* **Task material**

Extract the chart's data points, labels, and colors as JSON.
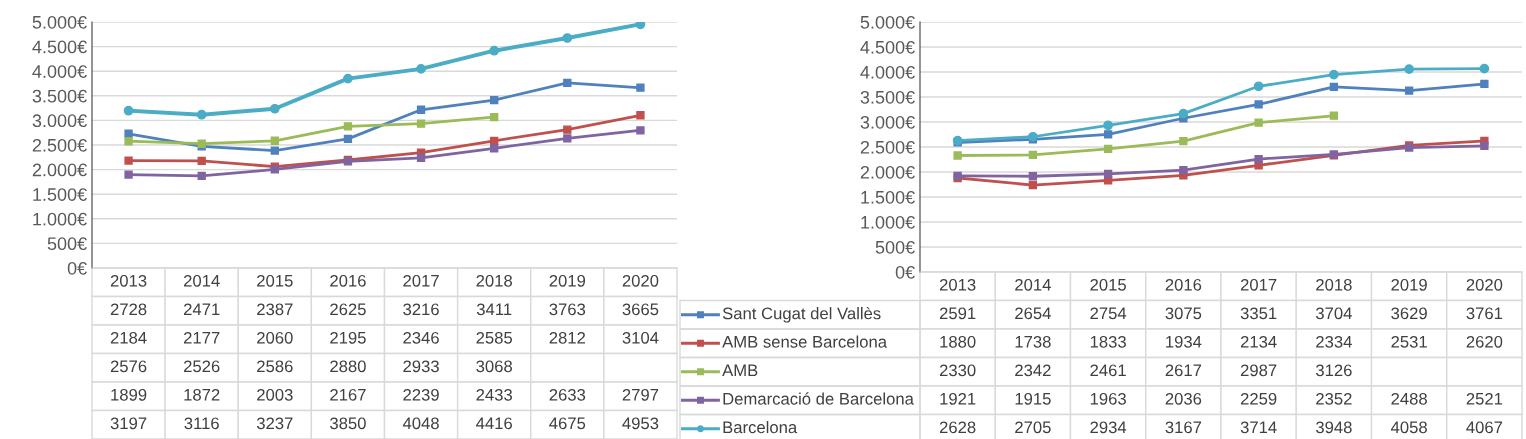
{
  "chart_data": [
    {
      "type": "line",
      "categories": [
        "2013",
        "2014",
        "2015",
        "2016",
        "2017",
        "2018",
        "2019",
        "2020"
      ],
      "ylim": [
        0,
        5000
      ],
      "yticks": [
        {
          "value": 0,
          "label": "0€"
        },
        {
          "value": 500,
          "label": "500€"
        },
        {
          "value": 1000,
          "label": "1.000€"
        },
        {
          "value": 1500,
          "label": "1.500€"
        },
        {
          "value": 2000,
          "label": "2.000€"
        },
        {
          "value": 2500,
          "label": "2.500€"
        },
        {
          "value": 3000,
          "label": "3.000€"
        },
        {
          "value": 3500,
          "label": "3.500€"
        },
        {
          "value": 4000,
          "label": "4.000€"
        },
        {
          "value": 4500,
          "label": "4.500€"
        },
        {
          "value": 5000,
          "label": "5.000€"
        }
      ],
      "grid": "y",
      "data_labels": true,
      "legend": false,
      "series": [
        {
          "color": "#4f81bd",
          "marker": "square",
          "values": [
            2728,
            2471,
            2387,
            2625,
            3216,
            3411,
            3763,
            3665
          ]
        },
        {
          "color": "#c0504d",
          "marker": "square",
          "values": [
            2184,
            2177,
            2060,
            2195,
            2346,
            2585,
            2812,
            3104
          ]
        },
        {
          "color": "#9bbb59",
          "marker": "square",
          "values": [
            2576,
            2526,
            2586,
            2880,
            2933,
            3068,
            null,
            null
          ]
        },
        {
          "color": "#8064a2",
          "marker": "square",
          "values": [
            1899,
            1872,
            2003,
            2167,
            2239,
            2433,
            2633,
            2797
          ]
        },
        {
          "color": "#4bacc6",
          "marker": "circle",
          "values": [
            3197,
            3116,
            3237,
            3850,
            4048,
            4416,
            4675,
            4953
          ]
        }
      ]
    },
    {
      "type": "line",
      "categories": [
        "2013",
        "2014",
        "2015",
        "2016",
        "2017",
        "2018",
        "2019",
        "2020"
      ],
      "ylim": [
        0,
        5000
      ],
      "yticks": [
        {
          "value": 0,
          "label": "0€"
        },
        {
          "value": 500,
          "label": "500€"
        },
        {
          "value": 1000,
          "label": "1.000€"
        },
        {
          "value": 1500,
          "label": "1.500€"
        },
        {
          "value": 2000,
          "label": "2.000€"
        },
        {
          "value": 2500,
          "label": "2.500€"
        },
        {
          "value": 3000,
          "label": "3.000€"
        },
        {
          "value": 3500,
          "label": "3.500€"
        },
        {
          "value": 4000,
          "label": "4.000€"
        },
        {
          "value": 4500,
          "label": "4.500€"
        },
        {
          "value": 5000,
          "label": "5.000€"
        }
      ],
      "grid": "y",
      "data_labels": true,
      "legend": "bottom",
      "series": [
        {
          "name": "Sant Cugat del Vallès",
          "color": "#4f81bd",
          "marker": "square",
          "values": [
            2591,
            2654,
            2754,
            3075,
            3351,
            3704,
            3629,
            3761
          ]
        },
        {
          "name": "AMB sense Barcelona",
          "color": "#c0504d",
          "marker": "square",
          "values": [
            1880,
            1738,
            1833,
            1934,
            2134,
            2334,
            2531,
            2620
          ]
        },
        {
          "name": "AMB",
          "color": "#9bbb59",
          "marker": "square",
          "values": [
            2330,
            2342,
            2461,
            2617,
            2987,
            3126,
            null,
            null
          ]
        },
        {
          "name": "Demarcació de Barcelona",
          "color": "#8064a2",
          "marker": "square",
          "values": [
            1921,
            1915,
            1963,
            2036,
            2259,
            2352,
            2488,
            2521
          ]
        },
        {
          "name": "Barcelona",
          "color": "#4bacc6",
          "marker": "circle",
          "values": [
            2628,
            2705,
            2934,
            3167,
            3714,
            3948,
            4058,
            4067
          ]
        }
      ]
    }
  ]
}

--

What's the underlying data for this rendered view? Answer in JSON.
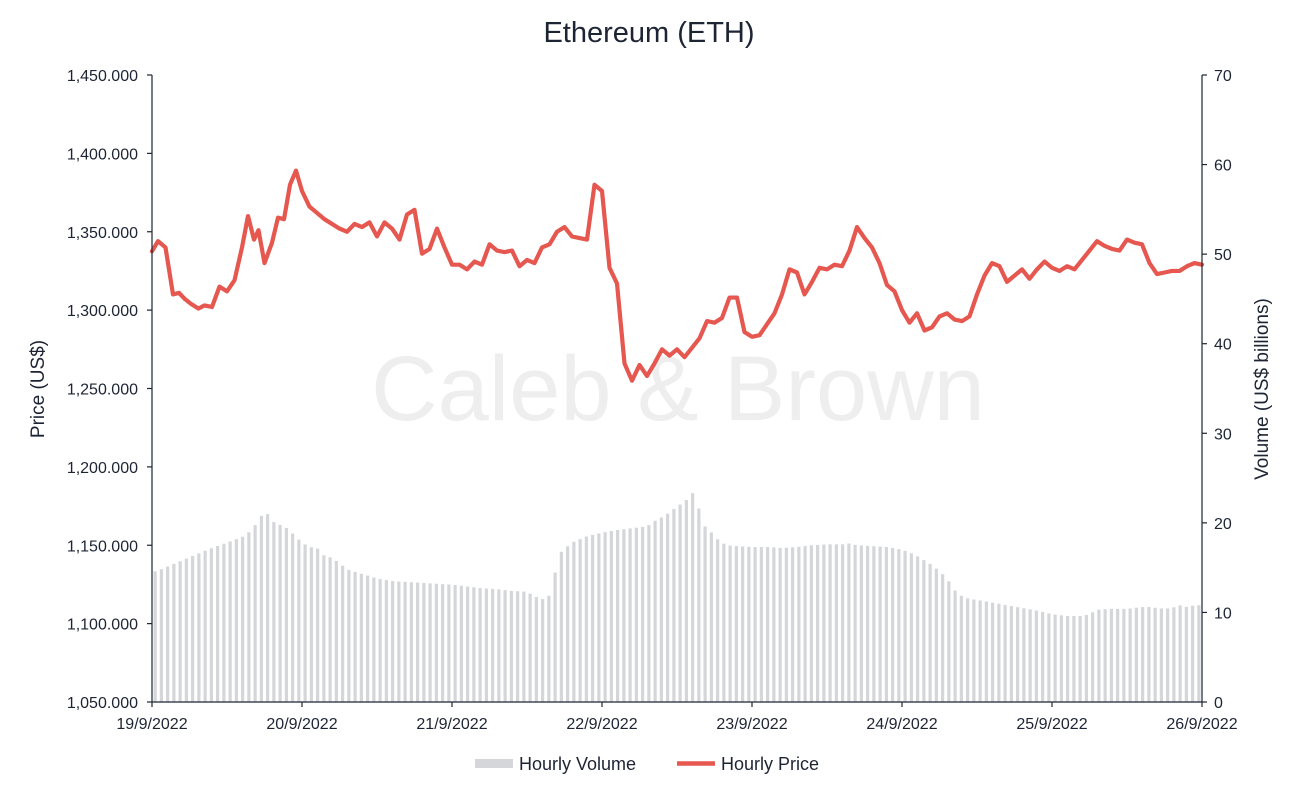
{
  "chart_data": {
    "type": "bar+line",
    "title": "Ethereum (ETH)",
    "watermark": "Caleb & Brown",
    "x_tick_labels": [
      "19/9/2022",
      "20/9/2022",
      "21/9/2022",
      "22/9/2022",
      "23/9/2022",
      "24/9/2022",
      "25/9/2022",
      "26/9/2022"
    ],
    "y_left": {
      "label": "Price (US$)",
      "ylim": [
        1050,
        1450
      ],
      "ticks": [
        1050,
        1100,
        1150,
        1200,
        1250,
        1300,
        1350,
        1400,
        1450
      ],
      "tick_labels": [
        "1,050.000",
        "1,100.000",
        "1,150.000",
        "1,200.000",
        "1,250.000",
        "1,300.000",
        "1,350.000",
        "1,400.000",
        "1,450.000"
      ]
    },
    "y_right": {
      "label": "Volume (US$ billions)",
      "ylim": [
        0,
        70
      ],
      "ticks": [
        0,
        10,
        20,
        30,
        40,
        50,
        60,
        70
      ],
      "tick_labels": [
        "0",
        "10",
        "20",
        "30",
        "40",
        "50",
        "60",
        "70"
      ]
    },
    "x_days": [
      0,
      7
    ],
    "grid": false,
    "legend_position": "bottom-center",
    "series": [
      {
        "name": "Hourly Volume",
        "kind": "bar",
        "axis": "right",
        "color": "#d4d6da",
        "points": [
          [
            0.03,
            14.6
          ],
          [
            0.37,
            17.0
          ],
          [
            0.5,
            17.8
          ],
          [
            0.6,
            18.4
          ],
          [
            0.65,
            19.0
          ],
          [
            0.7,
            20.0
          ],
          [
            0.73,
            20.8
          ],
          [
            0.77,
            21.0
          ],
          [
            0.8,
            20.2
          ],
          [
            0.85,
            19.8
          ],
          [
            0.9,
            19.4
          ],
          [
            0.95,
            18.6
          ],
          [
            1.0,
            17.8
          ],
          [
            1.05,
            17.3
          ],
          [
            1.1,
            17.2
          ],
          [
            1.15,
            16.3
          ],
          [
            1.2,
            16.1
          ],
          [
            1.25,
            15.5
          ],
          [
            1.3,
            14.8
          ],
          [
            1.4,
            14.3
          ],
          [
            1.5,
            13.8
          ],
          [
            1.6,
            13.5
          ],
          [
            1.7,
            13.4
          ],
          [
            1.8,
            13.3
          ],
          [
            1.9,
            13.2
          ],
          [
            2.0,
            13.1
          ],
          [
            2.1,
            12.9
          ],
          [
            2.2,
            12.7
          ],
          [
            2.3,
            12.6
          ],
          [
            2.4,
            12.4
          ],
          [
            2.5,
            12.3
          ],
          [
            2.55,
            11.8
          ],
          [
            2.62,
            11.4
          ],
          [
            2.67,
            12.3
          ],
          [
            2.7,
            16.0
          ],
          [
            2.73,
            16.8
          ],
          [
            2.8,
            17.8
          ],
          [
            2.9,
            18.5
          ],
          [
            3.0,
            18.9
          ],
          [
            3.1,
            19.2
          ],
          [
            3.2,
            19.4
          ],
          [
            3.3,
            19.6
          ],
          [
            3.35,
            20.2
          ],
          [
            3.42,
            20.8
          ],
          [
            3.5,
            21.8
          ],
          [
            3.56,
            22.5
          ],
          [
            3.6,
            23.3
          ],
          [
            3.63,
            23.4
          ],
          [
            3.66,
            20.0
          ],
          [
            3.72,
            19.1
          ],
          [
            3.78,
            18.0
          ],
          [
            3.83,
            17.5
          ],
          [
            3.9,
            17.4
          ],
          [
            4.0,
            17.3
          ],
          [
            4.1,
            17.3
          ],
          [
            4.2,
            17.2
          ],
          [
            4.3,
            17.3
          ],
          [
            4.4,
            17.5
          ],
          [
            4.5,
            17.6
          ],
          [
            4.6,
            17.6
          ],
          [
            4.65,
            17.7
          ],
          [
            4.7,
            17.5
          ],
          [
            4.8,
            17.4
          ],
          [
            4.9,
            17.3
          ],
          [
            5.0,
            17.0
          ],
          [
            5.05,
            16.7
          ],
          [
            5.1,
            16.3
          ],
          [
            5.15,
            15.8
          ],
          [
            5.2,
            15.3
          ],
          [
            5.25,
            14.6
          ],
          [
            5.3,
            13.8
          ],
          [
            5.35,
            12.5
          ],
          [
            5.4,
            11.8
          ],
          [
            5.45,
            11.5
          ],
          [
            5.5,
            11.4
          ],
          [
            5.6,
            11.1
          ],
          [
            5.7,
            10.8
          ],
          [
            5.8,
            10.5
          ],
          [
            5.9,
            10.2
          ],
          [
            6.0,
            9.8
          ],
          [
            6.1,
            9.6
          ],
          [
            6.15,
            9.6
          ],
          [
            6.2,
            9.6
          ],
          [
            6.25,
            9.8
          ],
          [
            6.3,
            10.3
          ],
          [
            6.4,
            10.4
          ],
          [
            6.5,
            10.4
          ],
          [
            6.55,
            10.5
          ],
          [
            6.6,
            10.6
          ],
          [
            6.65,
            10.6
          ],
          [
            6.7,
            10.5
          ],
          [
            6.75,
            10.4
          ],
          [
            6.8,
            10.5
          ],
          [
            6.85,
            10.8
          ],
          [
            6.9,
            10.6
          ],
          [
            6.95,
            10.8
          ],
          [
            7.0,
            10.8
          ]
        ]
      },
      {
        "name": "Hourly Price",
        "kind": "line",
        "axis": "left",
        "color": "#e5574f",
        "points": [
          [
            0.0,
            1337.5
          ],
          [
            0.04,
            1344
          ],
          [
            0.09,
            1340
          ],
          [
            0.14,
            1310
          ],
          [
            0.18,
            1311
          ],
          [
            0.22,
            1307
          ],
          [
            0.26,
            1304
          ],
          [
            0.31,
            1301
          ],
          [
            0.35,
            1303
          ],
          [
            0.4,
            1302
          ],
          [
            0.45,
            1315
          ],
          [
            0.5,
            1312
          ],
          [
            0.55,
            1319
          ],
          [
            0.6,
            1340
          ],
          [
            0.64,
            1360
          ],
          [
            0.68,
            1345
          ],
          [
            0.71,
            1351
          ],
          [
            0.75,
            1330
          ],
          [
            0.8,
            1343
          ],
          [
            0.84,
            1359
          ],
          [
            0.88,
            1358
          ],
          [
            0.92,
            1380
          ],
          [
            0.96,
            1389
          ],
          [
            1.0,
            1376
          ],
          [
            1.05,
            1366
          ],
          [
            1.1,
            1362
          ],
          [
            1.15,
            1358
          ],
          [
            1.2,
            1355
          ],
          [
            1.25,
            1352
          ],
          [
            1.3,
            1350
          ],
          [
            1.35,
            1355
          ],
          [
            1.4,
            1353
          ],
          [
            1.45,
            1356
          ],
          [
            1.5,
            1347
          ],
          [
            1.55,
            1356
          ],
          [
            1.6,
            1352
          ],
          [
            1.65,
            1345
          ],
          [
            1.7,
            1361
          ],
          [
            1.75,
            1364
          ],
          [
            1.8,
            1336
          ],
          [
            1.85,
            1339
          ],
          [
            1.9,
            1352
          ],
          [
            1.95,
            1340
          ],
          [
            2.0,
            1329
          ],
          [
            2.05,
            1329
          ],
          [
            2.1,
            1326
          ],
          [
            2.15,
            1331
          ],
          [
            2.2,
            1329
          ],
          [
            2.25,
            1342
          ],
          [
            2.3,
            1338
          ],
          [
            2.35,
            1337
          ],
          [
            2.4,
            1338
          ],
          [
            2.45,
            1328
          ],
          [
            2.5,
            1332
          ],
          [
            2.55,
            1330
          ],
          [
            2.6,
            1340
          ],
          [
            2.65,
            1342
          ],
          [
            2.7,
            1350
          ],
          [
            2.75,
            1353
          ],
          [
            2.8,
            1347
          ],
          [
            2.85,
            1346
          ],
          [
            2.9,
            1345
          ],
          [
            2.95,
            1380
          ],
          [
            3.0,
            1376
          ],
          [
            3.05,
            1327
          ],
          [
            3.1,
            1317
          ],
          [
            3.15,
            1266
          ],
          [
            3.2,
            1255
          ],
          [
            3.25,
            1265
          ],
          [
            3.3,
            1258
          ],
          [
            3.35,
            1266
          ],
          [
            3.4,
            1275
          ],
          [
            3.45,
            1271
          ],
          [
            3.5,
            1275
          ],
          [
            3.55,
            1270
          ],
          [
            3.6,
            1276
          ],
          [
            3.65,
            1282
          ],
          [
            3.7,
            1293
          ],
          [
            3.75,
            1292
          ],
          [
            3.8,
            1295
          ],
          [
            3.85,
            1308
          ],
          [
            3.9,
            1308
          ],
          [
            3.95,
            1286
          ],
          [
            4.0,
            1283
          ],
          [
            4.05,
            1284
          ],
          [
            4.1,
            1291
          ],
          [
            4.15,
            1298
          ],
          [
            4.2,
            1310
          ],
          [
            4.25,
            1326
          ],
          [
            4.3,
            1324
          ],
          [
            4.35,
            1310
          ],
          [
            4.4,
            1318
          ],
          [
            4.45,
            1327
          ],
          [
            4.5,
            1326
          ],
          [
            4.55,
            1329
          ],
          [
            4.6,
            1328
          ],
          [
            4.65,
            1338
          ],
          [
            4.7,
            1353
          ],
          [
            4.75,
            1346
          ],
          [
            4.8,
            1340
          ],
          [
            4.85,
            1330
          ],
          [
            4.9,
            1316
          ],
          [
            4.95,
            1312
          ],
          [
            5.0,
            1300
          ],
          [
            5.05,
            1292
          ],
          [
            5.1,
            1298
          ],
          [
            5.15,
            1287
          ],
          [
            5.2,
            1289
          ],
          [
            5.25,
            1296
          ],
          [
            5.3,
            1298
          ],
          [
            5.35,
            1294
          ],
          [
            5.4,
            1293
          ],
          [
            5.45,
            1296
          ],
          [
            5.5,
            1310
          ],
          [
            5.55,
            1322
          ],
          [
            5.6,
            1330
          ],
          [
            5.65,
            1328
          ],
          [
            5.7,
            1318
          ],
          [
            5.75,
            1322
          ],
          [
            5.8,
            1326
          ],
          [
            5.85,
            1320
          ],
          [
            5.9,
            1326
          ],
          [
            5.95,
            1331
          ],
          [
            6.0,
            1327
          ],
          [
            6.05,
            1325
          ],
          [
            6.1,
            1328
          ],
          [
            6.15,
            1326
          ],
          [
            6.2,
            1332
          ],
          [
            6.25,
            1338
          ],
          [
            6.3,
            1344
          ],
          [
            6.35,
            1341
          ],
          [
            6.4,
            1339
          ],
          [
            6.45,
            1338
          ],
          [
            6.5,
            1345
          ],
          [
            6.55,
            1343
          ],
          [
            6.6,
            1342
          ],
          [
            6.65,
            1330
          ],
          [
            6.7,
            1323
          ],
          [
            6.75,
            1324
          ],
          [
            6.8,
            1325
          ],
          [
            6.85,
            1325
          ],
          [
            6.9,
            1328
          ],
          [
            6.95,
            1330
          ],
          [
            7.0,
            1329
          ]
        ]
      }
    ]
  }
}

* **Description of the task**
What is the number of lines that contain "Volume"? Reply with that number alone.

* **Expected output**
2